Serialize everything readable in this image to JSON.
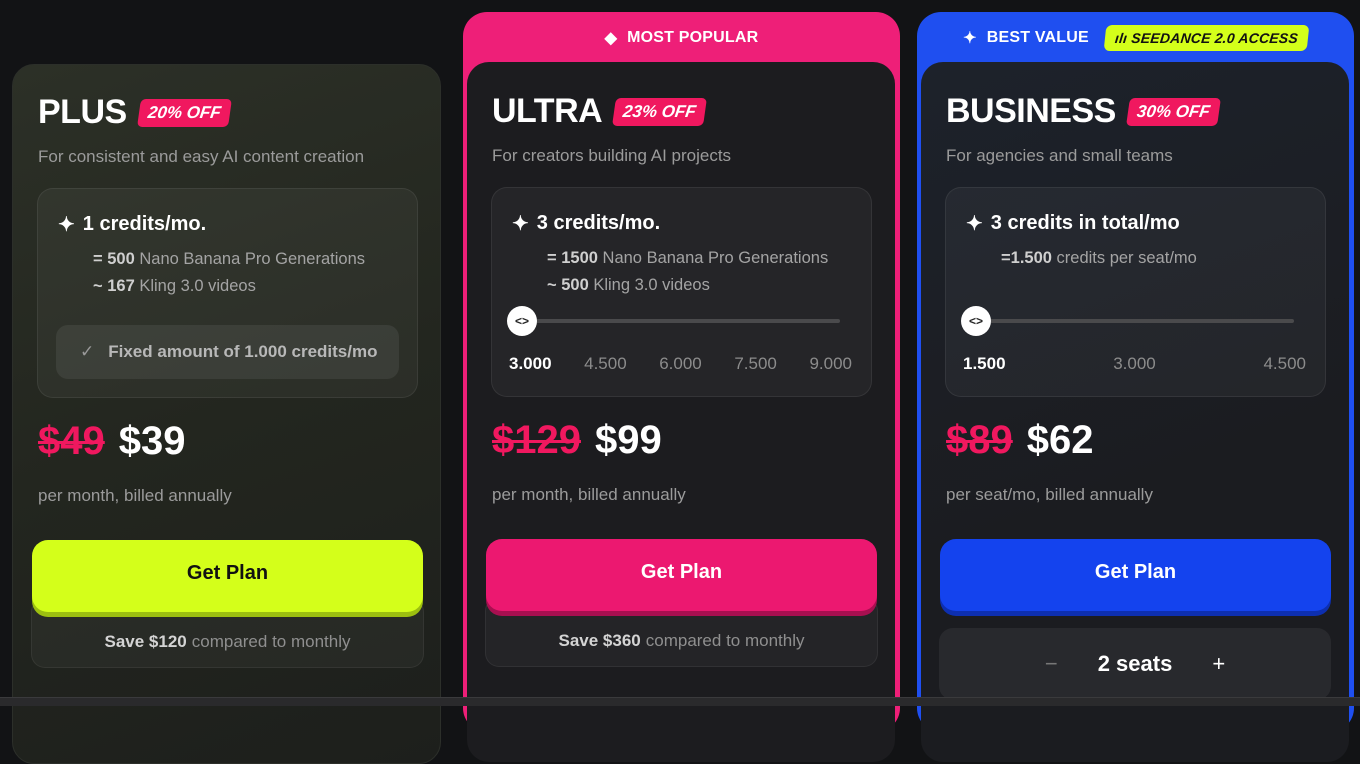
{
  "colors": {
    "pink": "#f0185f",
    "lime": "#d4ff1a",
    "blue": "#1443ee"
  },
  "plans": [
    {
      "name": "PLUS",
      "discount": "20% OFF",
      "description": "For consistent and easy AI content creation",
      "credits": "1 credits/mo.",
      "line1_prefix": "= ",
      "line1_value": "500",
      "line1_text": " Nano Banana Pro Generations",
      "line2_prefix": "~ ",
      "line2_value": "167",
      "line2_text": " Kling 3.0 videos",
      "fixed_note": "Fixed amount of 1.000 credits/mo",
      "old_price": "$49",
      "price": "$39",
      "billing": "per month, billed annually",
      "button": "Get Plan",
      "save_amount": "Save $120",
      "save_text": "compared to monthly"
    },
    {
      "ribbon": "MOST POPULAR",
      "ribbon_icon": "diamond-icon",
      "name": "ULTRA",
      "discount": "23% OFF",
      "description": "For creators building AI projects",
      "credits": "3 credits/mo.",
      "line1_prefix": "= ",
      "line1_value": "1500",
      "line1_text": " Nano Banana Pro Generations",
      "line2_prefix": "~ ",
      "line2_value": "500",
      "line2_text": " Kling 3.0 videos",
      "slider_ticks": [
        "3.000",
        "4.500",
        "6.000",
        "7.500",
        "9.000"
      ],
      "slider_value": "3.000",
      "old_price": "$129",
      "price": "$99",
      "billing": "per month, billed annually",
      "button": "Get Plan",
      "save_amount": "Save $360",
      "save_text": "compared to monthly"
    },
    {
      "ribbon": "BEST VALUE",
      "ribbon_icon": "sparkle-icon",
      "access_badge": "SEEDANCE 2.0 ACCESS",
      "name": "BUSINESS",
      "discount": "30% OFF",
      "description": "For agencies and small teams",
      "credits": "3 credits in total/mo",
      "line1_prefix": "=",
      "line1_value": "1.500",
      "line1_text": " credits per seat/mo",
      "slider_ticks": [
        "1.500",
        "3.000",
        "4.500"
      ],
      "slider_value": "1.500",
      "old_price": "$89",
      "price": "$62",
      "billing": "per seat/mo, billed annually",
      "button": "Get Plan",
      "seats": "2 seats"
    }
  ]
}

Short task: From the entries above, extract each line containing "discount".

Answer to the problem:
      "discount": "20% OFF",
      "discount": "23% OFF",
      "discount": "30% OFF",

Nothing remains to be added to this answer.